■ **WHAT THE TASK REQUIRES**
Reproduce every one of the following entries verbatim, line for line.

■ **INPUT MATERIAL**
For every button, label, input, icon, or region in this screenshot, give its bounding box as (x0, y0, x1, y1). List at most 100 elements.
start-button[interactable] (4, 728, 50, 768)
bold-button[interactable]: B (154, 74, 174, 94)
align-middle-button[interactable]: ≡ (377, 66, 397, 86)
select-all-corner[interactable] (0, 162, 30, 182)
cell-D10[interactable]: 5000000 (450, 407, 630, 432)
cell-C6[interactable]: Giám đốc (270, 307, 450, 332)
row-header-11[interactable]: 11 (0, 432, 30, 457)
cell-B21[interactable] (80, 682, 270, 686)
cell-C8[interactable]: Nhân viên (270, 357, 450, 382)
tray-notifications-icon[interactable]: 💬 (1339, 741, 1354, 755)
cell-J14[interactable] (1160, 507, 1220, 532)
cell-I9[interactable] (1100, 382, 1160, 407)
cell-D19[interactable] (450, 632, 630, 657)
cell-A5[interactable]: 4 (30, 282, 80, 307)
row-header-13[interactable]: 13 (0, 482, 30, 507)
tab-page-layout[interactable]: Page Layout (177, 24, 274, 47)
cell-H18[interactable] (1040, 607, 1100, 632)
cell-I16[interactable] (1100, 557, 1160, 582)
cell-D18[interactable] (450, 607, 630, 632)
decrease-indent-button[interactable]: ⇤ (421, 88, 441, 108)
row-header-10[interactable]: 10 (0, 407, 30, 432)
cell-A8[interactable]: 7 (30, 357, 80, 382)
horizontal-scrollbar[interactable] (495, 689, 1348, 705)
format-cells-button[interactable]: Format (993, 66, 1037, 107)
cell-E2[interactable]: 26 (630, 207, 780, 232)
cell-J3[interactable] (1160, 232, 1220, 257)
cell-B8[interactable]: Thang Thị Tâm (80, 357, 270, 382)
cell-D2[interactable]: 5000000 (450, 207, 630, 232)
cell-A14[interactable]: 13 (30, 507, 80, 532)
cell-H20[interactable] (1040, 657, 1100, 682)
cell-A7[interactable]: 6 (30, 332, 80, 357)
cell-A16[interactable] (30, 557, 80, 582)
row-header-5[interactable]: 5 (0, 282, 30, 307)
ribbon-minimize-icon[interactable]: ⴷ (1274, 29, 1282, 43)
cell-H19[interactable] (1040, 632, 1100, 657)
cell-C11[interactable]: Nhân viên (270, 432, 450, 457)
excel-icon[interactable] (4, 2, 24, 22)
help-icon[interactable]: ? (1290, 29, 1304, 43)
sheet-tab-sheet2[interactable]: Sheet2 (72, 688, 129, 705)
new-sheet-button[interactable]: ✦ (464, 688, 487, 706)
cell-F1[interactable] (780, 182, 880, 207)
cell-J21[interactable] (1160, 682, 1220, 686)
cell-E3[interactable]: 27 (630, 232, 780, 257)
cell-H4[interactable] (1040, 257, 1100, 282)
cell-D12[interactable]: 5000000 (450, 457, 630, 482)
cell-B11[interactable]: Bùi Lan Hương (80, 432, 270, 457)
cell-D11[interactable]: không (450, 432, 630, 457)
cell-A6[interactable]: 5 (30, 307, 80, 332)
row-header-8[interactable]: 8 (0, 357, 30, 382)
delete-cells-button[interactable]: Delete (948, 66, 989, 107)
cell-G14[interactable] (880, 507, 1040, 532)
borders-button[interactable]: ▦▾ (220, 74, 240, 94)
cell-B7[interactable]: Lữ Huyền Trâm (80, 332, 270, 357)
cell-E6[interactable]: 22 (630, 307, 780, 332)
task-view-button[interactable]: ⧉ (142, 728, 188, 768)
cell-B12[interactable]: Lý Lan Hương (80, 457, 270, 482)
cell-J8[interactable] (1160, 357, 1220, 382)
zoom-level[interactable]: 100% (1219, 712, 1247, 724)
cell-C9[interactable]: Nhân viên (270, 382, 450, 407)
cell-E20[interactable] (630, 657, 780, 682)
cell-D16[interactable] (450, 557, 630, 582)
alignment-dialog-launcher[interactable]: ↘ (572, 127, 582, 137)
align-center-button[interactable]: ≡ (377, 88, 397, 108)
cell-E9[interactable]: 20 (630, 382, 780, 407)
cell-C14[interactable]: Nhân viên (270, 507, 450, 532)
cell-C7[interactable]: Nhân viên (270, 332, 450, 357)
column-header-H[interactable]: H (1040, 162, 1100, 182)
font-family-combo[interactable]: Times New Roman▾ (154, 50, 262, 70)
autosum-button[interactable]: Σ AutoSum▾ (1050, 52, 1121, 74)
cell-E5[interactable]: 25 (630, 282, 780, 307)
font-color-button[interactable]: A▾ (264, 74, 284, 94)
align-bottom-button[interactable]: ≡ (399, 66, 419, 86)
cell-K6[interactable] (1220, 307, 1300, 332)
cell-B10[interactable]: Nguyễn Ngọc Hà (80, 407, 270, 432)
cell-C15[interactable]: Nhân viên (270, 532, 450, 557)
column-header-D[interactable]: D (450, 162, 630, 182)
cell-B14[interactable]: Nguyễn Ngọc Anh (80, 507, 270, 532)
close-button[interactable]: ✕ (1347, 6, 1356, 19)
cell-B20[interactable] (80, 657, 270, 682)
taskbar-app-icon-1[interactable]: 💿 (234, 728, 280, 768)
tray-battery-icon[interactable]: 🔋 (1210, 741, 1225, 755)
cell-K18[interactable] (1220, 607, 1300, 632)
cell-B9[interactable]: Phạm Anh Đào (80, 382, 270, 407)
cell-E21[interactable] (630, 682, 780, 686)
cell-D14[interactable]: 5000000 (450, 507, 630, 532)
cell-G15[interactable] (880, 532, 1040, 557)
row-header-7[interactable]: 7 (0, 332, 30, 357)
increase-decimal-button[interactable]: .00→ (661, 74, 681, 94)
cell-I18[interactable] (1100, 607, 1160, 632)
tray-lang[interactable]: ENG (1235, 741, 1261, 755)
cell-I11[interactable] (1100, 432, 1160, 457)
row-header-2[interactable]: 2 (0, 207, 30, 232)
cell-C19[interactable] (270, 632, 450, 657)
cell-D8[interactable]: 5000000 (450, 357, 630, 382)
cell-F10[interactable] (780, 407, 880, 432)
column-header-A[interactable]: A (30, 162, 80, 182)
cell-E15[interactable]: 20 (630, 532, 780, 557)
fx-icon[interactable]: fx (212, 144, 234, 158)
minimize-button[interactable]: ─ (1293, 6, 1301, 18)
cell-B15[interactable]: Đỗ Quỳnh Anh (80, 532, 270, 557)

■ **EXERCISE OUTPUT**
For every button, label, input, icon, or region in this screenshot, give its bounding box as (x0, y0, x1, y1). List at most 100 elements.
start-button[interactable] (4, 728, 50, 768)
bold-button[interactable]: B (154, 74, 174, 94)
align-middle-button[interactable]: ≡ (377, 66, 397, 86)
select-all-corner[interactable] (0, 162, 30, 182)
cell-D10[interactable]: 5000000 (450, 407, 630, 432)
cell-C6[interactable]: Giám đốc (270, 307, 450, 332)
row-header-11[interactable]: 11 (0, 432, 30, 457)
cell-B21[interactable] (80, 682, 270, 686)
cell-C8[interactable]: Nhân viên (270, 357, 450, 382)
tray-notifications-icon[interactable]: 💬 (1339, 741, 1354, 755)
cell-J14[interactable] (1160, 507, 1220, 532)
cell-I9[interactable] (1100, 382, 1160, 407)
cell-D19[interactable] (450, 632, 630, 657)
cell-A5[interactable]: 4 (30, 282, 80, 307)
row-header-13[interactable]: 13 (0, 482, 30, 507)
tab-page-layout[interactable]: Page Layout (177, 24, 274, 47)
cell-H18[interactable] (1040, 607, 1100, 632)
cell-I16[interactable] (1100, 557, 1160, 582)
cell-D18[interactable] (450, 607, 630, 632)
decrease-indent-button[interactable]: ⇤ (421, 88, 441, 108)
row-header-10[interactable]: 10 (0, 407, 30, 432)
cell-A8[interactable]: 7 (30, 357, 80, 382)
horizontal-scrollbar[interactable] (495, 689, 1348, 705)
format-cells-button[interactable]: Format (993, 66, 1037, 107)
cell-E2[interactable]: 26 (630, 207, 780, 232)
cell-J3[interactable] (1160, 232, 1220, 257)
cell-B8[interactable]: Thang Thị Tâm (80, 357, 270, 382)
cell-D2[interactable]: 5000000 (450, 207, 630, 232)
cell-A14[interactable]: 13 (30, 507, 80, 532)
cell-H20[interactable] (1040, 657, 1100, 682)
cell-A7[interactable]: 6 (30, 332, 80, 357)
cell-A16[interactable] (30, 557, 80, 582)
row-header-5[interactable]: 5 (0, 282, 30, 307)
ribbon-minimize-icon[interactable]: ⴷ (1274, 29, 1282, 43)
cell-H19[interactable] (1040, 632, 1100, 657)
cell-C11[interactable]: Nhân viên (270, 432, 450, 457)
excel-icon[interactable] (4, 2, 24, 22)
help-icon[interactable]: ? (1290, 29, 1304, 43)
sheet-tab-sheet2[interactable]: Sheet2 (72, 688, 129, 705)
new-sheet-button[interactable]: ✦ (464, 688, 487, 706)
cell-F1[interactable] (780, 182, 880, 207)
cell-J21[interactable] (1160, 682, 1220, 686)
cell-E3[interactable]: 27 (630, 232, 780, 257)
cell-H4[interactable] (1040, 257, 1100, 282)
cell-D12[interactable]: 5000000 (450, 457, 630, 482)
cell-B11[interactable]: Bùi Lan Hương (80, 432, 270, 457)
cell-D11[interactable]: không (450, 432, 630, 457)
cell-A6[interactable]: 5 (30, 307, 80, 332)
row-header-8[interactable]: 8 (0, 357, 30, 382)
delete-cells-button[interactable]: Delete (948, 66, 989, 107)
cell-G14[interactable] (880, 507, 1040, 532)
borders-button[interactable]: ▦▾ (220, 74, 240, 94)
cell-B7[interactable]: Lữ Huyền Trâm (80, 332, 270, 357)
cell-E6[interactable]: 22 (630, 307, 780, 332)
task-view-button[interactable]: ⧉ (142, 728, 188, 768)
cell-B12[interactable]: Lý Lan Hương (80, 457, 270, 482)
cell-J8[interactable] (1160, 357, 1220, 382)
zoom-level[interactable]: 100% (1219, 712, 1247, 724)
cell-C9[interactable]: Nhân viên (270, 382, 450, 407)
cell-E20[interactable] (630, 657, 780, 682)
cell-D16[interactable] (450, 557, 630, 582)
alignment-dialog-launcher[interactable]: ↘ (572, 127, 582, 137)
align-center-button[interactable]: ≡ (377, 88, 397, 108)
cell-E9[interactable]: 20 (630, 382, 780, 407)
cell-C14[interactable]: Nhân viên (270, 507, 450, 532)
cell-C7[interactable]: Nhân viên (270, 332, 450, 357)
column-header-H[interactable]: H (1040, 162, 1100, 182)
font-family-combo[interactable]: Times New Roman▾ (154, 50, 262, 70)
autosum-button[interactable]: Σ AutoSum▾ (1050, 52, 1121, 74)
cell-E5[interactable]: 25 (630, 282, 780, 307)
font-color-button[interactable]: A▾ (264, 74, 284, 94)
align-bottom-button[interactable]: ≡ (399, 66, 419, 86)
cell-K6[interactable] (1220, 307, 1300, 332)
cell-B10[interactable]: Nguyễn Ngọc Hà (80, 407, 270, 432)
cell-C15[interactable]: Nhân viên (270, 532, 450, 557)
column-header-D[interactable]: D (450, 162, 630, 182)
cell-B14[interactable]: Nguyễn Ngọc Anh (80, 507, 270, 532)
close-button[interactable]: ✕ (1347, 6, 1356, 19)
cell-B20[interactable] (80, 657, 270, 682)
taskbar-app-icon-1[interactable]: 💿 (234, 728, 280, 768)
tray-battery-icon[interactable]: 🔋 (1210, 741, 1225, 755)
cell-K18[interactable] (1220, 607, 1300, 632)
cell-B9[interactable]: Phạm Anh Đào (80, 382, 270, 407)
cell-E21[interactable] (630, 682, 780, 686)
cell-D14[interactable]: 5000000 (450, 507, 630, 532)
cell-G15[interactable] (880, 532, 1040, 557)
row-header-7[interactable]: 7 (0, 332, 30, 357)
increase-decimal-button[interactable]: .00→ (661, 74, 681, 94)
cell-I18[interactable] (1100, 607, 1160, 632)
tray-lang[interactable]: ENG (1235, 741, 1261, 755)
cell-I11[interactable] (1100, 432, 1160, 457)
row-header-2[interactable]: 2 (0, 207, 30, 232)
cell-C19[interactable] (270, 632, 450, 657)
cell-D8[interactable]: 5000000 (450, 357, 630, 382)
cell-F10[interactable] (780, 407, 880, 432)
column-header-A[interactable]: A (30, 162, 80, 182)
cell-E15[interactable]: 20 (630, 532, 780, 557)
fx-icon[interactable]: fx (212, 144, 234, 158)
minimize-button[interactable]: ─ (1293, 6, 1301, 18)
cell-B15[interactable]: Đỗ Quỳnh Anh (80, 532, 270, 557)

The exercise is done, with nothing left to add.